Your task →
Sort through the entries below and pull out lines containing the word "Search".

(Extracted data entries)
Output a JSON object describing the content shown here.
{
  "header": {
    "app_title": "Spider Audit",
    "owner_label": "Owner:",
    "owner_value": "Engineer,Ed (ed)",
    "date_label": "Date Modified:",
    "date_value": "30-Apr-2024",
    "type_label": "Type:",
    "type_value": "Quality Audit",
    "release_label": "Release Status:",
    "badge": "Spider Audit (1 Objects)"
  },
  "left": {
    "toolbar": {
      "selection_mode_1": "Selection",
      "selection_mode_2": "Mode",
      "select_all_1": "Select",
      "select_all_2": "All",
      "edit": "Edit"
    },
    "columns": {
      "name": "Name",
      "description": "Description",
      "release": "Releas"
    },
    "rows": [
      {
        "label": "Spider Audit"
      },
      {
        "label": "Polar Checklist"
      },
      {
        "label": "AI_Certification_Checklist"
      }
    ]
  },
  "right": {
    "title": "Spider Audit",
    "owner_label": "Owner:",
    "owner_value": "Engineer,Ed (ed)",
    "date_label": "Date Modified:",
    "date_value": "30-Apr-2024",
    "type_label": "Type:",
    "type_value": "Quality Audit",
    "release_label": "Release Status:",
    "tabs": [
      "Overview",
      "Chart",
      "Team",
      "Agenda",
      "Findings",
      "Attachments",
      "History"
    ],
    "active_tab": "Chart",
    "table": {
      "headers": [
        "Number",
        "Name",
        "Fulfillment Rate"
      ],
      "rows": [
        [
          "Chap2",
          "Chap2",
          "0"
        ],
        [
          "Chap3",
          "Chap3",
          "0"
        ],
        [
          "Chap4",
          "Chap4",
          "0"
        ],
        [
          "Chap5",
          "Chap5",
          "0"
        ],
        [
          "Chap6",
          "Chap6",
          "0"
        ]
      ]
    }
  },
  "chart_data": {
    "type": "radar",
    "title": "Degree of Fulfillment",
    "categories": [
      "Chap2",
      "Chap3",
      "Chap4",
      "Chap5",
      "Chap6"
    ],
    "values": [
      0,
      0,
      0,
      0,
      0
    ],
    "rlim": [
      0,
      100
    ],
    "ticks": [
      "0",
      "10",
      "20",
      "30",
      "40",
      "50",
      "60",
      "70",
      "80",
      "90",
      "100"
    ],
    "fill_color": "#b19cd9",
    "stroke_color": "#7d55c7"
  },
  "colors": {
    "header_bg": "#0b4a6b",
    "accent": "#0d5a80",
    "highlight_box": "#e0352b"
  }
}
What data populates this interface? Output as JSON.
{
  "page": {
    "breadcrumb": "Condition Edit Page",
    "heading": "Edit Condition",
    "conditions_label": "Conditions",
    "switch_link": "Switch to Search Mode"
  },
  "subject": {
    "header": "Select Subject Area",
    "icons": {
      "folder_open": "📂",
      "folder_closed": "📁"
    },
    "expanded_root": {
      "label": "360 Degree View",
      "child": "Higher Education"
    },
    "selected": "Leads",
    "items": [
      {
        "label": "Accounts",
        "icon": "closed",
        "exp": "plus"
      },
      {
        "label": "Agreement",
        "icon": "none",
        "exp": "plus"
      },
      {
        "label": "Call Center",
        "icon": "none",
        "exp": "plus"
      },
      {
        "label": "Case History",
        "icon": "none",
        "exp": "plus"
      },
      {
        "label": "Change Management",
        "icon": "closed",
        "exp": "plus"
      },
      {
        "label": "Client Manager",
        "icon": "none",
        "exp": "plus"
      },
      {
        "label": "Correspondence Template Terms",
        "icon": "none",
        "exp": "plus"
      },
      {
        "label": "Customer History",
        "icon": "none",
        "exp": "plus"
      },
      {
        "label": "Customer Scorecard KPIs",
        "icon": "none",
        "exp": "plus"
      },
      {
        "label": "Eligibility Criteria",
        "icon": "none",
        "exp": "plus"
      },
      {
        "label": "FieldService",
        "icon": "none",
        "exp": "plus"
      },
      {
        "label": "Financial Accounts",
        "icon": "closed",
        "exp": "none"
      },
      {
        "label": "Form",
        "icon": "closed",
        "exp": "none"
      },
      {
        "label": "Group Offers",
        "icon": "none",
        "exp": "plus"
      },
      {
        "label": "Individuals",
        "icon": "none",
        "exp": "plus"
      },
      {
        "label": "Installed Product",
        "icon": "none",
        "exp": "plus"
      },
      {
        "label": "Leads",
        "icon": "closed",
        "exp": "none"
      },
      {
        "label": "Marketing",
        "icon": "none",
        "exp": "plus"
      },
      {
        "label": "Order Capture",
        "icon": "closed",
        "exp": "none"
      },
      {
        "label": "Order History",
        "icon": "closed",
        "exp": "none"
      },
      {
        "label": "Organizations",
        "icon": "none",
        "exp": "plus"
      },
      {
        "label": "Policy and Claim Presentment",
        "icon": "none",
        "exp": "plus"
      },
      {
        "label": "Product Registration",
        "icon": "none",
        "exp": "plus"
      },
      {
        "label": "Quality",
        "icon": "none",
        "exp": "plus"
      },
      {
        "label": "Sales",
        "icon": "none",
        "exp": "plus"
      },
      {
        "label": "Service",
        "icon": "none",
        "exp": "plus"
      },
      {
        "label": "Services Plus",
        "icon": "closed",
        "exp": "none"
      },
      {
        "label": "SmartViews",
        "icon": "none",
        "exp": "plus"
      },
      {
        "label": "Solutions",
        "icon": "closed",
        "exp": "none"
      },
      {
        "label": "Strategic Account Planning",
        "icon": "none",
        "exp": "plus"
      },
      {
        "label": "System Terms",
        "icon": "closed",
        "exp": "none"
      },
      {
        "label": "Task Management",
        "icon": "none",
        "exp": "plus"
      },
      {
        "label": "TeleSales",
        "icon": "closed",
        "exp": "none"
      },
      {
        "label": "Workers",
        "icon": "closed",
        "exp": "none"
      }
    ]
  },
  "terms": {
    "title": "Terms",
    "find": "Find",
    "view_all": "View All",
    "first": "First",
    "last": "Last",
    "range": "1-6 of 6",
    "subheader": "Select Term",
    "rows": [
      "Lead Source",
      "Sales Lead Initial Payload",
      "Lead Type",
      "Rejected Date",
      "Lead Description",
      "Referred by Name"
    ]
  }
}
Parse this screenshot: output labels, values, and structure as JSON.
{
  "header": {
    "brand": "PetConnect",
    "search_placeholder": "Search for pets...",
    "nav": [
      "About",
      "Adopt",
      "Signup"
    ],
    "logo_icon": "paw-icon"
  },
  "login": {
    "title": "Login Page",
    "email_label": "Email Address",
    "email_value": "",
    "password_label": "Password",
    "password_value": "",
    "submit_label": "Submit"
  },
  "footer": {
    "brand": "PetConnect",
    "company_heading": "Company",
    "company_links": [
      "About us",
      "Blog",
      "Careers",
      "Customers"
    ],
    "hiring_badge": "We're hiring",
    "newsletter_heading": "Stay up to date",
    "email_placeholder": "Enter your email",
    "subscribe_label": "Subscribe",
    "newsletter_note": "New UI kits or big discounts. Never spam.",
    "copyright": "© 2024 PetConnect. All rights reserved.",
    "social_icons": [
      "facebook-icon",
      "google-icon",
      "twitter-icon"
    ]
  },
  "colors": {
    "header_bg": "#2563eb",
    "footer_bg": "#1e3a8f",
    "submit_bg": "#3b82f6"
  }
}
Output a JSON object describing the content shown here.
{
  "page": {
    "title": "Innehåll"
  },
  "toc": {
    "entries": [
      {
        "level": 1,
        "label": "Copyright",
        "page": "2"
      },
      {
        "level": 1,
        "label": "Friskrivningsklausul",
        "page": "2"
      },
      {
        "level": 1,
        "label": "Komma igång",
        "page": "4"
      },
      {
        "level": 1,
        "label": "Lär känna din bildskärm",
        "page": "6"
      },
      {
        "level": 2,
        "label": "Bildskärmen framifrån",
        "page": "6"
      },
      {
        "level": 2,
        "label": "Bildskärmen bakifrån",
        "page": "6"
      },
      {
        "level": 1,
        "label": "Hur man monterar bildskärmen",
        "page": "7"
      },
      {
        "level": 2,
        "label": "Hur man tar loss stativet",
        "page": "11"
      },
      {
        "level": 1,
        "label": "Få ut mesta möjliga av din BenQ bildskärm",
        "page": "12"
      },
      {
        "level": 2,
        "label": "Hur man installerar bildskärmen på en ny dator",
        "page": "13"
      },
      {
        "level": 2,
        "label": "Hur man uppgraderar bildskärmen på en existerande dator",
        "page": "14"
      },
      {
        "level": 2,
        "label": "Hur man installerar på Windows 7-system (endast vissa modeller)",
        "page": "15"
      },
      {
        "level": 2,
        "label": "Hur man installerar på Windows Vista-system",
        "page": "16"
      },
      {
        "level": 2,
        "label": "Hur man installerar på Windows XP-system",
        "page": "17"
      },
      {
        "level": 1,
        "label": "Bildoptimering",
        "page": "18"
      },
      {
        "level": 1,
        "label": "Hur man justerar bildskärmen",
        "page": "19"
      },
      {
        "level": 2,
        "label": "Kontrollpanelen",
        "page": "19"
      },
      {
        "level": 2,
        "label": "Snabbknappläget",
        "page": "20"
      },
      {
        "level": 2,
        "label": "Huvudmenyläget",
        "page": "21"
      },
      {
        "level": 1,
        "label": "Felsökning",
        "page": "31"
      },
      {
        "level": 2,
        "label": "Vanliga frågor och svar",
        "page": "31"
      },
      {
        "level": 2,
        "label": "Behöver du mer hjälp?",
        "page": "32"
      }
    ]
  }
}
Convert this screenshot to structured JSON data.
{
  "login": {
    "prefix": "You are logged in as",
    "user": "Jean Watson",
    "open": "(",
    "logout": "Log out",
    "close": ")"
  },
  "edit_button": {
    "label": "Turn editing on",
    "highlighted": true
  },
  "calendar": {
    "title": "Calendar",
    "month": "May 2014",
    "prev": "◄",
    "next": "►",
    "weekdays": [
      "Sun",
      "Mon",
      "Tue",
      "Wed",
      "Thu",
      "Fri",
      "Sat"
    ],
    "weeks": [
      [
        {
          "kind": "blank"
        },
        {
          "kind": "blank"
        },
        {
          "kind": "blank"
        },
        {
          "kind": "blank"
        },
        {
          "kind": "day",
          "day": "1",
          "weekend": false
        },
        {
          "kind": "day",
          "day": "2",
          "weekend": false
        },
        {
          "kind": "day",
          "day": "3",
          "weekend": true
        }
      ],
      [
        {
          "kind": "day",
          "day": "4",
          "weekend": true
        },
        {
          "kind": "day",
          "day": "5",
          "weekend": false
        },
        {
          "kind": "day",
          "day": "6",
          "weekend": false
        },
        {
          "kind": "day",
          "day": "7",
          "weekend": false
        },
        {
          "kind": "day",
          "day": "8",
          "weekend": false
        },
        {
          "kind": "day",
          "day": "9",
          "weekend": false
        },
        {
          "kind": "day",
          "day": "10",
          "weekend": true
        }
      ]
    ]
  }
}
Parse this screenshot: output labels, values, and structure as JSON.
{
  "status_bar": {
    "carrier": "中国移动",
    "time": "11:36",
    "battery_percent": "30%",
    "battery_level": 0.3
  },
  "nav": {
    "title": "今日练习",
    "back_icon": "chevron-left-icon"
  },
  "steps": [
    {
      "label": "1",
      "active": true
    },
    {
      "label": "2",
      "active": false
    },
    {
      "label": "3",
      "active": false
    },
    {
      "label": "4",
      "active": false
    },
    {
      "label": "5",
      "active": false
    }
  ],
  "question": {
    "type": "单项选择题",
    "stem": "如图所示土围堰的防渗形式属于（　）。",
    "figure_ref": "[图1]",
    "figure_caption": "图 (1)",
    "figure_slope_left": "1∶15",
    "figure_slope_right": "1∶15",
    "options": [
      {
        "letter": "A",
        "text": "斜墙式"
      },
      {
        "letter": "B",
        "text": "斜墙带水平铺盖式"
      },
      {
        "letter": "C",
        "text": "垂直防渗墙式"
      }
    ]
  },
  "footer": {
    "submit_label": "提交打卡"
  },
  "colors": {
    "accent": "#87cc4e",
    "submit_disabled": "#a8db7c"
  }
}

Response →
    "switch_link": "Switch to Search Mode"
    "search_placeholder": "Search for pets...",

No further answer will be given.